BRANO CITATO:
Siamo lieti di condividere una notizia di grande importanza per il nostro percorso: Carlo Stragapede, direttore artistico di Fondazione Syncretika Arte e Cultura ETS, è stato nominato curatore del Padiglione della Guinea alla 61ª Esposizione Internazionale d’Arte della Biennale di Venezia.
Si tratta di un incarico di grande prestigio nel contesto di uno degli appuntamenti più rilevanti al mondo per l’arte contemporanea. La nomina rappresenta un importante riconoscimento del lavoro, della visione e della sensibilità curatoriale che Carlo Stragapede porta avanti da anni nel suo percorso professionale e all’interno della nostra Fondazione.

La scelta è stata affidata dal commissario guineano Bilia Bah, direttore generale del Ministero della Cultura della Repubblica di Guinea, insieme al consigliere delegato per la Biennale guineana, che hanno individuato in Stragapede la figura adatta per guidare un progetto capace di coniugare profondità culturale, ascolto e apertura internazionale.
La 61ª Biennale Arte di Venezia, che avrà per tema “In Minor Keys”, si annuncia come uno spazio di riflessione sulle narrazioni marginali, sulle resistenze invisibili e su quelle dimensioni intermedie del vivere contemporaneo che troppo spesso restano ai margini dello sguardo dominante. In questo quadro, il progetto del Padiglione Nazionale della Guinea si svilupperà come un dispositivo di ascolto e di ricerca, orientato a dare forma a prospettive sensibili, complesse e necessarie.

Dati per la comprensione dei documenti:
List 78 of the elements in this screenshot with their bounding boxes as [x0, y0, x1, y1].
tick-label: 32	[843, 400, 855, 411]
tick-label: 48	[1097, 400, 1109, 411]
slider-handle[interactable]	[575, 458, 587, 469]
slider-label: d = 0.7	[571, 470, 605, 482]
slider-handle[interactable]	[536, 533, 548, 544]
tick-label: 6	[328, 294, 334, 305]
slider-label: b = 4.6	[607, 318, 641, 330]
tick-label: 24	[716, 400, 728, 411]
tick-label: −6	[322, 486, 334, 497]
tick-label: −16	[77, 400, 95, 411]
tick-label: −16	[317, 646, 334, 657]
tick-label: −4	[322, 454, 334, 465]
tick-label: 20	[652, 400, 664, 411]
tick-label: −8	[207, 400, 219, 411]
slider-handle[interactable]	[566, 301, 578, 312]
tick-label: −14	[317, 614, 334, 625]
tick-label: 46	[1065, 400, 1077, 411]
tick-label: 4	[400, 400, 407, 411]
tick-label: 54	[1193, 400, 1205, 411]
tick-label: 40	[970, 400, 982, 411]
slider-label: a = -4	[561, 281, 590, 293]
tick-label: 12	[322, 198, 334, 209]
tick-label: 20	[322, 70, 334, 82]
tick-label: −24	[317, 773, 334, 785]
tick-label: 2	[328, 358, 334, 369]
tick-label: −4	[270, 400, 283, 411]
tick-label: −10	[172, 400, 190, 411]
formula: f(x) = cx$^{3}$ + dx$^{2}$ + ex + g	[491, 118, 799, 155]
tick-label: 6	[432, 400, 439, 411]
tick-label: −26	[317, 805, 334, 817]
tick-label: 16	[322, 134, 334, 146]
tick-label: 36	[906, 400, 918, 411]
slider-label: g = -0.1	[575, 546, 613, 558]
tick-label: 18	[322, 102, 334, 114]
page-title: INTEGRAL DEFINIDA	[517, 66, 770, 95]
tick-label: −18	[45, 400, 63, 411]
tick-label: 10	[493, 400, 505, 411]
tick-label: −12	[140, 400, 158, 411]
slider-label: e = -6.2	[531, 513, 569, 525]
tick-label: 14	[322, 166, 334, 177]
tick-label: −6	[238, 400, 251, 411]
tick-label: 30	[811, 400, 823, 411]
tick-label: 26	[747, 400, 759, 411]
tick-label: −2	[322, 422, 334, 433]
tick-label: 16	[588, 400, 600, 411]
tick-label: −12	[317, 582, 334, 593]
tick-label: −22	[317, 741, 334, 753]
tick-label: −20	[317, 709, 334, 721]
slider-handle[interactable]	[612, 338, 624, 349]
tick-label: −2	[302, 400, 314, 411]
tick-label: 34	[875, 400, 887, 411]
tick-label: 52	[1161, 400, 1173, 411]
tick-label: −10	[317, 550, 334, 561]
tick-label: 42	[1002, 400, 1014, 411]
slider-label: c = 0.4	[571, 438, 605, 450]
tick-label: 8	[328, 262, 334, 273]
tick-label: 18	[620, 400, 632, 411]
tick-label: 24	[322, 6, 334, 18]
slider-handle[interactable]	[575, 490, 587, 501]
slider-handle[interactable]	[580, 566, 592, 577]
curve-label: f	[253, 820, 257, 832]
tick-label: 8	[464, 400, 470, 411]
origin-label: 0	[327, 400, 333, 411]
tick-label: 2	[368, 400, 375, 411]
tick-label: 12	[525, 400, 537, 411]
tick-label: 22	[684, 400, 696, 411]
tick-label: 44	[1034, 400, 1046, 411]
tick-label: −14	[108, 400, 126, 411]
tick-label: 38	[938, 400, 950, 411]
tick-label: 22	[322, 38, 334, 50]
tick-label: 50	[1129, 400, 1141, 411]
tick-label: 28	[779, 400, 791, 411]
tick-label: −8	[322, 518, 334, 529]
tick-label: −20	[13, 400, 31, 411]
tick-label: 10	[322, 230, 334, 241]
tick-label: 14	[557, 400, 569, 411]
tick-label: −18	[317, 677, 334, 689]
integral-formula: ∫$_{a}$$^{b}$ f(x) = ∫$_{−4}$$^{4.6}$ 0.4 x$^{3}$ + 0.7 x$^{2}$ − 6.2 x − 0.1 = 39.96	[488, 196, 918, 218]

ISTRUZIONI DI LAVORO: Prosegui il testo sulla nomina di Carlo Stragapede a curatore del Padiglione della Guinea, partendo dopo l'ultima frase riportata.

RISPOSTA SCRITTA:
Per noi, questa nomina non è soltanto motivo di orgoglio: è anche la conferma del valore di una pratica culturale che mette al centro la relazione tra arte, pensiero critico e contesto sociale. Il lavoro che Carlo Stragapede ha sviluppato in questi anni, anche attraverso Fondazione Syncretika, trova oggi un riconoscimento significativo in un ambito internazionale di assoluto rilievo.
Essere presenti alla Biennale di Venezia attraverso questo incarico significa contribuire a una piattaforma globale di confronto, in cui l’arte contemporanea continua a interrogare il presente e ad aprire nuove possibilità di immaginazione e dialogo tra culture.
Accogliamo quindi questa notizia con entusiasmo e con la consapevolezza che si tratta di un passaggio importante, non solo sul piano professionale, ma anche per il cammino culturale che come Fondazione continuiamo a costruire ogni giorno.